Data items
START

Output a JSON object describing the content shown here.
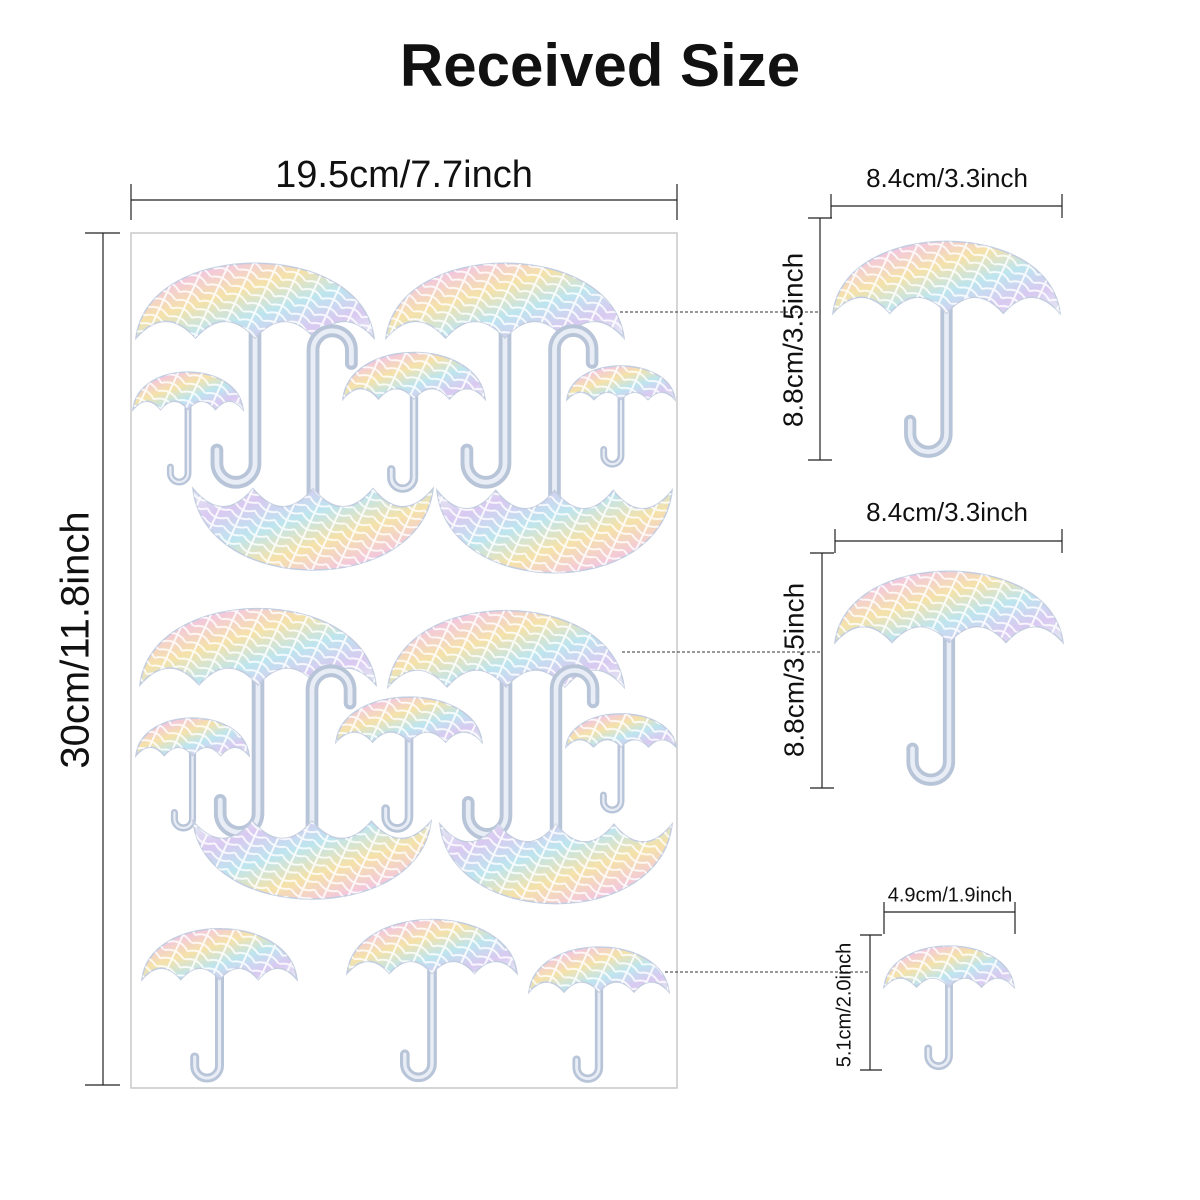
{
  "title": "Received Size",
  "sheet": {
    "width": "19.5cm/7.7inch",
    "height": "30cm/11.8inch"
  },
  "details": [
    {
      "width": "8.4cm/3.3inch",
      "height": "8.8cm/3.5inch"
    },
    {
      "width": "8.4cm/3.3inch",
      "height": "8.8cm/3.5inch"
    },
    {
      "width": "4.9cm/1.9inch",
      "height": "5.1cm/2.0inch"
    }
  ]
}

END
START

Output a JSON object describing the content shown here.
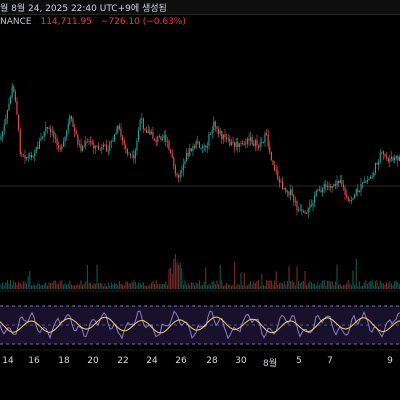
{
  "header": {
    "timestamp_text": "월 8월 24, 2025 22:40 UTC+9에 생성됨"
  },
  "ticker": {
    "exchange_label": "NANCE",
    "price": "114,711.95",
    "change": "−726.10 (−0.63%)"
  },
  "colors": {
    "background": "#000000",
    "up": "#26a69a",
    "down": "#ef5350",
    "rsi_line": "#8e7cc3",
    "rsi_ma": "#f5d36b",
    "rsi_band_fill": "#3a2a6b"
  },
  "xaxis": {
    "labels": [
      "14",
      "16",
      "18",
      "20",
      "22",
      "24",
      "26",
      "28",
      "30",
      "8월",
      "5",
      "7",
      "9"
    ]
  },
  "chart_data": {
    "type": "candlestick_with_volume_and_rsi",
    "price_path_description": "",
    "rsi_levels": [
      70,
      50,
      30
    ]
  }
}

END

REQUIRED WORK
Scan the material for lines with the word "height", and copy each line you find.

WRITTEN SOLUTION
    "height": "30cm/11.8inch"
      "height": "8.8cm/3.5inch"
      "height": "8.8cm/3.5inch"
      "height": "5.1cm/2.0inch"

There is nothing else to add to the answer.